• [Excerpt]:
Entitlement to recover input VAT

A taxable person for VAT purposes is entitled to recover the input VAT incurred on costs insofar as the acquired goods and/or services are used for VAT taxed activities. This includes input VAT on costs incurred during the development phase of a windfarm, insofar as the taxable person can substantiate that it has the intention to carry out VAT taxed activities in the future. Given the nature of the typical activities of a wind farm company it is as a starting point expected that they should be able to recover the input VAT incurred on costs related to the windfarm.

Shareholding and/or financing activities may influence the right to recover input VAT. It is recommended to seek out additional advice prior to engaging in such activities.

Offshore

There are various additional points of attention in relation to VAT in relation to off shore windfarms.

Offshore windfarms may be (partially) located outside of the 12 nautical miles zone. For Dutch VAT purposes, locations outside of the 12 nautical miles zone are not considered to be within the Netherlands or the EU. As such, it is relevant to determine whether a supply (for both in- and output) should be deemed to take place within the Netherlands or the EU. If a supply is deemed to take place outside of the Netherlands it is not subject to Dutch VAT.

• [Provided information]:

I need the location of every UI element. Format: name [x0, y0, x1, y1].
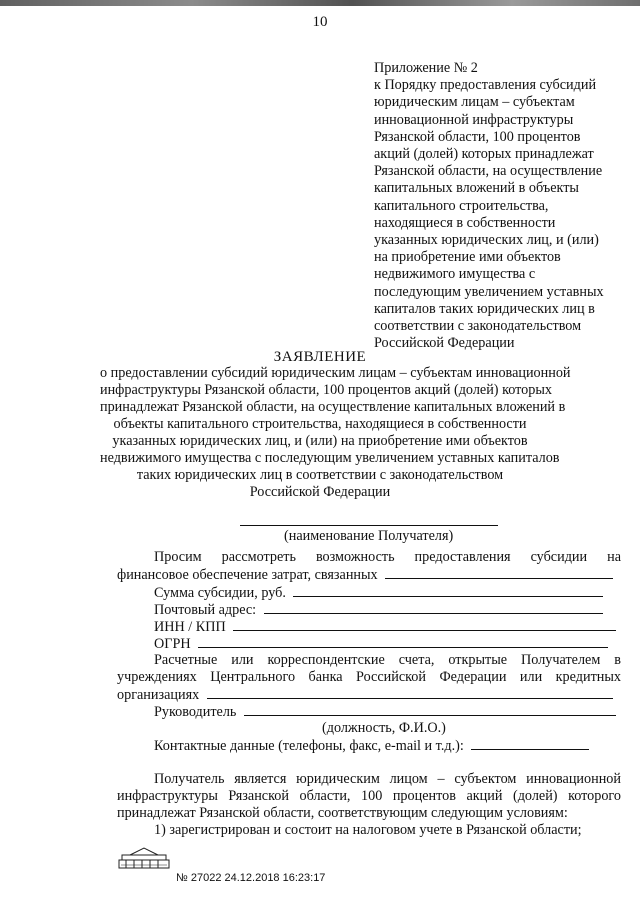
head-label: Руководитель — [154, 704, 237, 720]
recipient-caption: (наименование Получателя) — [284, 528, 454, 544]
postal-address-label: Почтовый адрес: — [154, 602, 257, 618]
request-row — [117, 566, 613, 584]
request-text-line1: Просим рассмотреть возможность предоставления субсидии на — [154, 549, 621, 565]
appendix-line: указанных юридических лиц, и (или) — [374, 232, 599, 249]
appendix-line: Рязанской области, на осуществление — [374, 163, 603, 180]
appendix-line: инновационной инфраструктуры — [374, 111, 574, 128]
contacts-label: Контактные данные (телефоны, факс, e-mail и т.д.): — [154, 738, 464, 754]
appendix-line: капитального строительства, — [374, 197, 549, 214]
subtitle-line: о предоставлении субсидий юридическим лицам – субъектам инновационной — [100, 365, 571, 381]
ogrn-row — [154, 635, 608, 653]
costs-purpose-field[interactable] — [385, 566, 613, 579]
subtitle-line: таких юридических лиц в соответствии с законодательством — [136, 467, 504, 483]
appendix-line: капитальных вложений в объекты — [374, 180, 579, 197]
appendix-line: соответствии с законодательством — [374, 318, 582, 335]
subtitle-line: инфраструктуры Рязанской области, 100 процентов акций (долей) которых — [100, 382, 552, 398]
conditions-text-line3: принадлежат Рязанской области, соответствующим следующим условиям: — [117, 805, 568, 821]
accounts-text-line3: организациях — [117, 687, 200, 703]
appendix-line: недвижимого имущества с — [374, 266, 536, 283]
appendix-header — [374, 60, 624, 352]
statement-subtitle — [100, 365, 571, 501]
appendix-line: последующим увеличением уставных — [374, 283, 604, 300]
head-row — [154, 703, 616, 721]
appendix-line: юридическим лицам – субъектам — [374, 94, 575, 111]
subtitle-line: объекты капитального строительства, находящиеся в собственности — [113, 416, 527, 432]
appendix-line: Приложение № 2 — [374, 60, 478, 76]
contacts-row — [154, 737, 589, 755]
conditions-text-line1: Получатель является юридическим лицом – субъектом инновационной — [154, 771, 621, 787]
amount-field[interactable] — [293, 584, 603, 597]
appendix-line: капиталов таких юридических лиц в — [374, 300, 595, 317]
inn-kpp-label: ИНН / КПП — [154, 619, 226, 635]
inn-kpp-field[interactable] — [233, 618, 616, 631]
postal-address-field[interactable] — [264, 601, 603, 614]
postal-row — [154, 601, 603, 619]
accounts-text-line2: учреждениях Центрального банка Российской Федерации или кредитных — [117, 669, 621, 685]
conditions-text-line2: инфраструктуры Рязанской области, 100 процентов акций (долей) которого — [117, 788, 621, 804]
contacts-field[interactable] — [471, 737, 589, 750]
registration-stamp: № 27022 24.12.2018 16:23:17 — [176, 872, 326, 884]
appendix-line: Рязанской области, 100 процентов — [374, 128, 581, 145]
amount-label: Сумма субсидии, руб. — [154, 585, 286, 601]
subtitle-line: указанных юридических лиц, и (или) на приобретение ими объектов — [112, 433, 528, 449]
registry-logo — [118, 846, 170, 870]
scan-edge — [0, 0, 640, 6]
condition-item-1: 1) зарегистрирован и состоит на налоговом учете в Рязанской области; — [154, 822, 582, 838]
subtitle-line: недвижимого имущества с последующим увеличением уставных капиталов — [100, 450, 560, 466]
statement-title: ЗАЯВЛЕНИЕ — [273, 349, 367, 365]
subtitle-line: принадлежат Рязанской области, на осуществление капитальных вложений в — [100, 399, 566, 415]
ogrn-field[interactable] — [198, 635, 608, 648]
page-number: 10 — [312, 14, 328, 30]
request-text-line2: финансовое обеспечение затрат, связанных — [117, 567, 378, 583]
subtitle-line: Российской Федерации — [249, 484, 391, 500]
recipient-name-field[interactable] — [240, 513, 498, 526]
appendix-line: на приобретение ими объектов — [374, 249, 561, 266]
accounts-row — [117, 686, 613, 704]
accounts-text-line1: Расчетные или корреспондентские счета, открытые Получателем в — [154, 652, 621, 668]
appendix-line: акций (долей) которых принадлежат — [374, 146, 594, 163]
head-field[interactable] — [244, 703, 616, 716]
appendix-line: к Порядку предоставления субсидий — [374, 77, 597, 94]
ogrn-label: ОГРН — [154, 636, 191, 652]
amount-row — [154, 584, 603, 602]
appendix-line: Российской Федерации — [374, 335, 515, 352]
head-caption: (должность, Ф.И.О.) — [322, 720, 446, 736]
inn-row — [154, 618, 616, 636]
accounts-field[interactable] — [207, 686, 613, 699]
appendix-line: находящиеся в собственности — [374, 214, 556, 231]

• [Your tasks]:
A. In the windfarm VAT text, what is the passage that opens with the words containing "A taxable person" and closes with "to the windfarm."? Return it word for word.
B. Can you rewrite the paragraph of the windfarm VAT text that begins "Offshore windfarms may be (partially) located" more briefly while keeping its main facts?
C. Could you continue the windfarm VAT text with new sentences that follow on from its final sentence?

• [The responses]:
A.
A taxable person for VAT purposes is entitled to recover the input VAT incurred on costs insofar as the acquired goods and/or services are used for VAT taxed activities. This includes input VAT on costs incurred during the development phase of a windfarm, insofar as the taxable person can substantiate that it has the intention to carry out VAT taxed activities in the future. Given the nature of the typical activities of a wind farm company it is as a starting point expected that they should be able to recover the input VAT incurred on costs related to the windfarm.

B. Offshore windfarms may lie partly beyond the 12 nautical miles zone. For Dutch VAT purposes, that area counts as outside both the Netherlands and the EU. It therefore matters whether a supply, incoming or outgoing, is deemed to take place within the Netherlands or the EU. A supply deemed to take place outside the Netherlands is not subject to Dutch VAT.

C.
• The place of supply of a general business-to-business service is deemed to be the place where the recipient of the service is established. However, various exceptions may apply to services rendered in respect of windfarms, such as the exception for services relating to real estate.

• The supplies of goods to and from offshore windfarms may constitute an import or export of goods (to the extent that the windfarm is located outside of the 12 nautical mile zone).

• A specific exception applies for supplies whereby the goods are installed in relation to the supply, e.g. supply and install of a windmill. Such supplies are taxable for VAT purposes at the place where the goods are installed.

We note that the setup of the VAT compliance for a windfarm that is (partially) outside of the 12 nautical miles zone is generally viewed as complex.

Development

In the Netherlands a reverse-charge mechanism has been implemented to combat abuse and fraud in the construction sector (‘recipients liability’). Under these rules, services of a tangible nature rendered by subcontractors to contractors are subject to the reverse-charge mechanism. Under the reverse charge mechanism, the recipient of the service is liable to remit the VAT due in relation to the services to the Dutch tax authorities.

The term contractor within the meaning of these measures is broader than merely construction companies in the general sense of the word.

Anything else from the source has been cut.